Every line of the records below should be restated exactly.

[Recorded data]
---*---

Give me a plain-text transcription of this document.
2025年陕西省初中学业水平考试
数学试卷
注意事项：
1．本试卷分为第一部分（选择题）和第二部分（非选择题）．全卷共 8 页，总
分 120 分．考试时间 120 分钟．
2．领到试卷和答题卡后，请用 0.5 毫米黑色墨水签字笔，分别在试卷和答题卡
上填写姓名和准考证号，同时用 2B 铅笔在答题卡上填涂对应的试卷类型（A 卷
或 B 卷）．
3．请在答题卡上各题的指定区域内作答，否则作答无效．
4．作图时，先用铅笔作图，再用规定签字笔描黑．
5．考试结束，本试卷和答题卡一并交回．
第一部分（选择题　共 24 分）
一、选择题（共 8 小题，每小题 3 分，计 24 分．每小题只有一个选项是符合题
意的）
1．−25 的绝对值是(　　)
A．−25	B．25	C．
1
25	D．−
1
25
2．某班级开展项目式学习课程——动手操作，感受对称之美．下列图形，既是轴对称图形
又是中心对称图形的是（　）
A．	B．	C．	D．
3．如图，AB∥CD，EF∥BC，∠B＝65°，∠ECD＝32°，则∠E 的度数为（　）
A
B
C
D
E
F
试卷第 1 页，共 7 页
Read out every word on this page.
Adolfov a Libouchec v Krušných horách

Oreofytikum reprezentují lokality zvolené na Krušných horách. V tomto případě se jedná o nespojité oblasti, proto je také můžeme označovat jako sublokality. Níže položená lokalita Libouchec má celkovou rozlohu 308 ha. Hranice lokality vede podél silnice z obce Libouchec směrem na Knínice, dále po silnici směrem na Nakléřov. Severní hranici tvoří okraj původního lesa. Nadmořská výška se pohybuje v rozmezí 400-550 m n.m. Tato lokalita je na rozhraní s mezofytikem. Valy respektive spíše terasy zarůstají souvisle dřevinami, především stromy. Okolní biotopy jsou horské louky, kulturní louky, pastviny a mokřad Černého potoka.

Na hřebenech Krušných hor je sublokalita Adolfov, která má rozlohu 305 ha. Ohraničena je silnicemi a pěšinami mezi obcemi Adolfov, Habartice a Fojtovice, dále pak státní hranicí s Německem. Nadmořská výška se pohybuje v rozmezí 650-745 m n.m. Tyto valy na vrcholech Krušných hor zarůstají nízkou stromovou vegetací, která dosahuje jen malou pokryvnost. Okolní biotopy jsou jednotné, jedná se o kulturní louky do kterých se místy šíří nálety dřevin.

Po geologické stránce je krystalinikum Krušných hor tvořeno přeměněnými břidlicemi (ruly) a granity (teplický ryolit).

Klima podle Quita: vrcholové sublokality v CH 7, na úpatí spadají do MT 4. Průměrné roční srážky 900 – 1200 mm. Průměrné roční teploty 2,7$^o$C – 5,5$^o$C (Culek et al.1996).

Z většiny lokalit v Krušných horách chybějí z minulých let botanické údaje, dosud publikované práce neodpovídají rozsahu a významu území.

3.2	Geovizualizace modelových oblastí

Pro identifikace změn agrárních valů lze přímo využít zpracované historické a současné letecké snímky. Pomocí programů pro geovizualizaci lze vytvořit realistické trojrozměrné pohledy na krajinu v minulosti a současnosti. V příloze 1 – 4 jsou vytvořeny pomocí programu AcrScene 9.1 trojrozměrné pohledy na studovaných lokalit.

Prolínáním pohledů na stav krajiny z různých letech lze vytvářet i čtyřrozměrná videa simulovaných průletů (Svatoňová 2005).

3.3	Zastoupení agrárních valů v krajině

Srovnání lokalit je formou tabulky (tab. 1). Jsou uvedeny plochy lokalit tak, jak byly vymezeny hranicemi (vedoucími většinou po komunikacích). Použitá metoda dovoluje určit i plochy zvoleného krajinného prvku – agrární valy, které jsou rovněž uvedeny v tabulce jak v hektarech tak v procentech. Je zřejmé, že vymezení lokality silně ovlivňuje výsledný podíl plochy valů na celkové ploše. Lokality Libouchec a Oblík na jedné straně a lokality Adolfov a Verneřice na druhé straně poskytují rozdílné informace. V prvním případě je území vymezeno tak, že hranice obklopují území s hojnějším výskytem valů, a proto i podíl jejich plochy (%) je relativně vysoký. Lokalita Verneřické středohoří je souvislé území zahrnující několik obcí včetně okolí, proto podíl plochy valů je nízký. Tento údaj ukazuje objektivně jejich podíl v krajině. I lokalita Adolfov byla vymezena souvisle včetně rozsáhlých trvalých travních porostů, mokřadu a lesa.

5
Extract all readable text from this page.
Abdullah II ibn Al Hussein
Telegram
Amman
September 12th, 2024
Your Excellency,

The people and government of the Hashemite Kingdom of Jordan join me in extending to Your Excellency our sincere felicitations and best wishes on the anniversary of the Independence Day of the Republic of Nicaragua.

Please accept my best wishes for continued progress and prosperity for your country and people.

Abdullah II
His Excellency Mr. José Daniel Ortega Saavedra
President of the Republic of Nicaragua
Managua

---*---

• [Solution to this task]
Give me a plain-text transcription of this document.
2025年陕西省初中学业水平考试
数学试卷
注意事项：
1．本试卷分为第一部分（选择题）和第二部分（非选择题）．全卷共 8 页，总
分 120 分．考试时间 120 分钟．
2．领到试卷和答题卡后，请用 0.5 毫米黑色墨水签字笔，分别在试卷和答题卡
上填写姓名和准考证号，同时用 2B 铅笔在答题卡上填涂对应的试卷类型（A 卷
或 B 卷）．
3．请在答题卡上各题的指定区域内作答，否则作答无效．
4．作图时，先用铅笔作图，再用规定签字笔描黑．
5．考试结束，本试卷和答题卡一并交回．
第一部分（选择题　共 24 分）
一、选择题（共 8 小题，每小题 3 分，计 24 分．每小题只有一个选项是符合题
意的）
1．−25 的绝对值是(　　)
A．−25	B．25	C．
1
25	D．−
1
25
2．某班级开展项目式学习课程——动手操作，感受对称之美．下列图形，既是轴对称图形
又是中心对称图形的是（　）
A．	B．	C．	D．
3．如图，AB∥CD，EF∥BC，∠B＝65°，∠ECD＝32°，则∠E 的度数为（　）
A
B
C
D
E
F
试卷第 1 页，共 7 页
Read out every word on this page.
Adolfov a Libouchec v Krušných horách

Oreofytikum reprezentují lokality zvolené na Krušných horách. V tomto případě se jedná o nespojité oblasti, proto je také můžeme označovat jako sublokality. Níže položená lokalita Libouchec má celkovou rozlohu 308 ha. Hranice lokality vede podél silnice z obce Libouchec směrem na Knínice, dále po silnici směrem na Nakléřov. Severní hranici tvoří okraj původního lesa. Nadmořská výška se pohybuje v rozmezí 400-550 m n.m. Tato lokalita je na rozhraní s mezofytikem. Valy respektive spíše terasy zarůstají souvisle dřevinami, především stromy. Okolní biotopy jsou horské louky, kulturní louky, pastviny a mokřad Černého potoka.

Na hřebenech Krušných hor je sublokalita Adolfov, která má rozlohu 305 ha. Ohraničena je silnicemi a pěšinami mezi obcemi Adolfov, Habartice a Fojtovice, dále pak státní hranicí s Německem. Nadmořská výška se pohybuje v rozmezí 650-745 m n.m. Tyto valy na vrcholech Krušných hor zarůstají nízkou stromovou vegetací, která dosahuje jen malou pokryvnost. Okolní biotopy jsou jednotné, jedná se o kulturní louky do kterých se místy šíří nálety dřevin.

Po geologické stránce je krystalinikum Krušných hor tvořeno přeměněnými břidlicemi (ruly) a granity (teplický ryolit).

Klima podle Quita: vrcholové sublokality v CH 7, na úpatí spadají do MT 4. Průměrné roční srážky 900 – 1200 mm. Průměrné roční teploty 2,7$^o$C – 5,5$^o$C (Culek et al.1996).

Z většiny lokalit v Krušných horách chybějí z minulých let botanické údaje, dosud publikované práce neodpovídají rozsahu a významu území.

3.2	Geovizualizace modelových oblastí

Pro identifikace změn agrárních valů lze přímo využít zpracované historické a současné letecké snímky. Pomocí programů pro geovizualizaci lze vytvořit realistické trojrozměrné pohledy na krajinu v minulosti a současnosti. V příloze 1 – 4 jsou vytvořeny pomocí programu AcrScene 9.1 trojrozměrné pohledy na studovaných lokalit.

Prolínáním pohledů na stav krajiny z různých letech lze vytvářet i čtyřrozměrná videa simulovaných průletů (Svatoňová 2005).

3.3	Zastoupení agrárních valů v krajině

Srovnání lokalit je formou tabulky (tab. 1). Jsou uvedeny plochy lokalit tak, jak byly vymezeny hranicemi (vedoucími většinou po komunikacích). Použitá metoda dovoluje určit i plochy zvoleného krajinného prvku – agrární valy, které jsou rovněž uvedeny v tabulce jak v hektarech tak v procentech. Je zřejmé, že vymezení lokality silně ovlivňuje výsledný podíl plochy valů na celkové ploše. Lokality Libouchec a Oblík na jedné straně a lokality Adolfov a Verneřice na druhé straně poskytují rozdílné informace. V prvním případě je území vymezeno tak, že hranice obklopují území s hojnějším výskytem valů, a proto i podíl jejich plochy (%) je relativně vysoký. Lokalita Verneřické středohoří je souvislé území zahrnující několik obcí včetně okolí, proto podíl plochy valů je nízký. Tento údaj ukazuje objektivně jejich podíl v krajině. I lokalita Adolfov byla vymezena souvisle včetně rozsáhlých trvalých travních porostů, mokřadu a lesa.

5
Extract all readable text from this page.
Abdullah II ibn Al Hussein
Telegram
Amman
September 12th, 2024
Your Excellency,

The people and government of the Hashemite Kingdom of Jordan join me in extending to Your Excellency our sincere felicitations and best wishes on the anniversary of the Independence Day of the Republic of Nicaragua.

Please accept my best wishes for continued progress and prosperity for your country and people.

Abdullah II
His Excellency Mr. José Daniel Ortega Saavedra
President of the Republic of Nicaragua
Managua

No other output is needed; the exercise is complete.